* **Written request**: All of the entries need to be written out again, exactly as they are.

[Raw records]
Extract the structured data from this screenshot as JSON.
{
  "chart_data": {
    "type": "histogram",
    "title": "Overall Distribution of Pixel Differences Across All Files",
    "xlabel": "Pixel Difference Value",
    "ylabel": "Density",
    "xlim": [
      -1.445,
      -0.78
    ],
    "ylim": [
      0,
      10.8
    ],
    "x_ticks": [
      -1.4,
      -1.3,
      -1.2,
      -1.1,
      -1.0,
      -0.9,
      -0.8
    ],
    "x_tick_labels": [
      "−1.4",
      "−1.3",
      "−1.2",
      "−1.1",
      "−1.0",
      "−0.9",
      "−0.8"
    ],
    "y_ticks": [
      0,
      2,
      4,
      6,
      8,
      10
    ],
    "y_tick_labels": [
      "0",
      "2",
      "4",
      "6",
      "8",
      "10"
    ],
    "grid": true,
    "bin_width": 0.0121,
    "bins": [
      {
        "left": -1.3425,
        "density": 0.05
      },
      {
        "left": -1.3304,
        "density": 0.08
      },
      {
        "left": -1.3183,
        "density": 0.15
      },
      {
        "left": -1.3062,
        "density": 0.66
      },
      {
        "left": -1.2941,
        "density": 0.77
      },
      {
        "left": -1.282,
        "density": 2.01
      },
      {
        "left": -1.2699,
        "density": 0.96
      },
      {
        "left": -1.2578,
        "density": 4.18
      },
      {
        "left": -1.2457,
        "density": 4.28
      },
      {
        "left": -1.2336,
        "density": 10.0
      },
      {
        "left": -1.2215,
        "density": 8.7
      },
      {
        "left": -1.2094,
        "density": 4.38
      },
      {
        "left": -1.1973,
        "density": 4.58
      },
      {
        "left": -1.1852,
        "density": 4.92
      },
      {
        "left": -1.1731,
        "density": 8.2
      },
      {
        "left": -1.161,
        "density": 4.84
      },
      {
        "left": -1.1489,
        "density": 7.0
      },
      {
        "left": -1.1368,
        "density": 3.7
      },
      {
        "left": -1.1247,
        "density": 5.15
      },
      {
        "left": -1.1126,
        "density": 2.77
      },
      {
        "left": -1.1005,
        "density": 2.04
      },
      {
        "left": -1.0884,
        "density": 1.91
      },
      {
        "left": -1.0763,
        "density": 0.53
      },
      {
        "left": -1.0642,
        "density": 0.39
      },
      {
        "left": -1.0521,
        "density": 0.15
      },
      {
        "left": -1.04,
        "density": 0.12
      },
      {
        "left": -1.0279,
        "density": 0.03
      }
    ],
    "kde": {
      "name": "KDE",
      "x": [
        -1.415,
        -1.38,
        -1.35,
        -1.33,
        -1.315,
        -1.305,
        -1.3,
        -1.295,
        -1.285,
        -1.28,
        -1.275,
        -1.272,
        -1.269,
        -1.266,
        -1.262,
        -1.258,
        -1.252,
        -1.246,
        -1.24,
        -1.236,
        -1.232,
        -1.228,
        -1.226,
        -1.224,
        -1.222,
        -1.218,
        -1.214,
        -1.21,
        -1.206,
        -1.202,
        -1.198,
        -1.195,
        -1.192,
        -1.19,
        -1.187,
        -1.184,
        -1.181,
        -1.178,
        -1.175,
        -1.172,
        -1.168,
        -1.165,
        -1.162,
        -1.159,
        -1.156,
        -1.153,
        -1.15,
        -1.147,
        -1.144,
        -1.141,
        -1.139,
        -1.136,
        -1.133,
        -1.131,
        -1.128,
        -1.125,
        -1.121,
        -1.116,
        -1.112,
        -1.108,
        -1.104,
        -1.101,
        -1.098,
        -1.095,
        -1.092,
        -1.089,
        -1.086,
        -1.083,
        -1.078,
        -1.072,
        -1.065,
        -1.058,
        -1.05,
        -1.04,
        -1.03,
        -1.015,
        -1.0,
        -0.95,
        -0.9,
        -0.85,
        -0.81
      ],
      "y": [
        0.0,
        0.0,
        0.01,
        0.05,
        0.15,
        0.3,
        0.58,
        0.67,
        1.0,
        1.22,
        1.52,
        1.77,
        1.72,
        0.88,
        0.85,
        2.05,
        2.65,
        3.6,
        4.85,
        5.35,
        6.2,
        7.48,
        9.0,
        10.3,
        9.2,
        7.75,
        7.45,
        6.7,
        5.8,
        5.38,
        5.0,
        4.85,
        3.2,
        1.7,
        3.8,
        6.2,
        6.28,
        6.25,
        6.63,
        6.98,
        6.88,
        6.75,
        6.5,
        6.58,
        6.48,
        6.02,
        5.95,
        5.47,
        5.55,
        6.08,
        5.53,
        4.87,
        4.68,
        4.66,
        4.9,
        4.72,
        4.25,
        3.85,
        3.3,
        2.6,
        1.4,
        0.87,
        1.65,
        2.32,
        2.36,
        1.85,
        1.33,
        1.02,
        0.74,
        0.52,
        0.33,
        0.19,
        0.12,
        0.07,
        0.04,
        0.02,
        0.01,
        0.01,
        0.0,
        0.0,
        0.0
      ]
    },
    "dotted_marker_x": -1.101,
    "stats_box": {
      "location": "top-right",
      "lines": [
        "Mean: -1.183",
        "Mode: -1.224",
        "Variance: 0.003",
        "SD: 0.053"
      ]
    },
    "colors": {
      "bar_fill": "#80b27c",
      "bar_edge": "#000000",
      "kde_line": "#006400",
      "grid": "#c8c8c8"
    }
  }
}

* **In response**:
Extract the structured data from this screenshot as JSON.
{
  "chart_data": {
    "type": "histogram",
    "title": "Overall Distribution of Pixel Differences Across All Files",
    "xlabel": "Pixel Difference Value",
    "ylabel": "Density",
    "xlim": [
      -1.445,
      -0.78
    ],
    "ylim": [
      0,
      10.8
    ],
    "x_ticks": [
      -1.4,
      -1.3,
      -1.2,
      -1.1,
      -1.0,
      -0.9,
      -0.8
    ],
    "x_tick_labels": [
      "−1.4",
      "−1.3",
      "−1.2",
      "−1.1",
      "−1.0",
      "−0.9",
      "−0.8"
    ],
    "y_ticks": [
      0,
      2,
      4,
      6,
      8,
      10
    ],
    "y_tick_labels": [
      "0",
      "2",
      "4",
      "6",
      "8",
      "10"
    ],
    "grid": true,
    "bin_width": 0.0121,
    "bins": [
      {
        "left": -1.3425,
        "density": 0.05
      },
      {
        "left": -1.3304,
        "density": 0.08
      },
      {
        "left": -1.3183,
        "density": 0.15
      },
      {
        "left": -1.3062,
        "density": 0.66
      },
      {
        "left": -1.2941,
        "density": 0.77
      },
      {
        "left": -1.282,
        "density": 2.01
      },
      {
        "left": -1.2699,
        "density": 0.96
      },
      {
        "left": -1.2578,
        "density": 4.18
      },
      {
        "left": -1.2457,
        "density": 4.28
      },
      {
        "left": -1.2336,
        "density": 10.0
      },
      {
        "left": -1.2215,
        "density": 8.7
      },
      {
        "left": -1.2094,
        "density": 4.38
      },
      {
        "left": -1.1973,
        "density": 4.58
      },
      {
        "left": -1.1852,
        "density": 4.92
      },
      {
        "left": -1.1731,
        "density": 8.2
      },
      {
        "left": -1.161,
        "density": 4.84
      },
      {
        "left": -1.1489,
        "density": 7.0
      },
      {
        "left": -1.1368,
        "density": 3.7
      },
      {
        "left": -1.1247,
        "density": 5.15
      },
      {
        "left": -1.1126,
        "density": 2.77
      },
      {
        "left": -1.1005,
        "density": 2.04
      },
      {
        "left": -1.0884,
        "density": 1.91
      },
      {
        "left": -1.0763,
        "density": 0.53
      },
      {
        "left": -1.0642,
        "density": 0.39
      },
      {
        "left": -1.0521,
        "density": 0.15
      },
      {
        "left": -1.04,
        "density": 0.12
      },
      {
        "left": -1.0279,
        "density": 0.03
      }
    ],
    "kde": {
      "name": "KDE",
      "x": [
        -1.415,
        -1.38,
        -1.35,
        -1.33,
        -1.315,
        -1.305,
        -1.3,
        -1.295,
        -1.285,
        -1.28,
        -1.275,
        -1.272,
        -1.269,
        -1.266,
        -1.262,
        -1.258,
        -1.252,
        -1.246,
        -1.24,
        -1.236,
        -1.232,
        -1.228,
        -1.226,
        -1.224,
        -1.222,
        -1.218,
        -1.214,
        -1.21,
        -1.206,
        -1.202,
        -1.198,
        -1.195,
        -1.192,
        -1.19,
        -1.187,
        -1.184,
        -1.181,
        -1.178,
        -1.175,
        -1.172,
        -1.168,
        -1.165,
        -1.162,
        -1.159,
        -1.156,
        -1.153,
        -1.15,
        -1.147,
        -1.144,
        -1.141,
        -1.139,
        -1.136,
        -1.133,
        -1.131,
        -1.128,
        -1.125,
        -1.121,
        -1.116,
        -1.112,
        -1.108,
        -1.104,
        -1.101,
        -1.098,
        -1.095,
        -1.092,
        -1.089,
        -1.086,
        -1.083,
        -1.078,
        -1.072,
        -1.065,
        -1.058,
        -1.05,
        -1.04,
        -1.03,
        -1.015,
        -1.0,
        -0.95,
        -0.9,
        -0.85,
        -0.81
      ],
      "y": [
        0.0,
        0.0,
        0.01,
        0.05,
        0.15,
        0.3,
        0.58,
        0.67,
        1.0,
        1.22,
        1.52,
        1.77,
        1.72,
        0.88,
        0.85,
        2.05,
        2.65,
        3.6,
        4.85,
        5.35,
        6.2,
        7.48,
        9.0,
        10.3,
        9.2,
        7.75,
        7.45,
        6.7,
        5.8,
        5.38,
        5.0,
        4.85,
        3.2,
        1.7,
        3.8,
        6.2,
        6.28,
        6.25,
        6.63,
        6.98,
        6.88,
        6.75,
        6.5,
        6.58,
        6.48,
        6.02,
        5.95,
        5.47,
        5.55,
        6.08,
        5.53,
        4.87,
        4.68,
        4.66,
        4.9,
        4.72,
        4.25,
        3.85,
        3.3,
        2.6,
        1.4,
        0.87,
        1.65,
        2.32,
        2.36,
        1.85,
        1.33,
        1.02,
        0.74,
        0.52,
        0.33,
        0.19,
        0.12,
        0.07,
        0.04,
        0.02,
        0.01,
        0.01,
        0.0,
        0.0,
        0.0
      ]
    },
    "dotted_marker_x": -1.101,
    "stats_box": {
      "location": "top-right",
      "lines": [
        "Mean: -1.183",
        "Mode: -1.224",
        "Variance: 0.003",
        "SD: 0.053"
      ]
    },
    "colors": {
      "bar_fill": "#80b27c",
      "bar_edge": "#000000",
      "kde_line": "#006400",
      "grid": "#c8c8c8"
    }
  }
}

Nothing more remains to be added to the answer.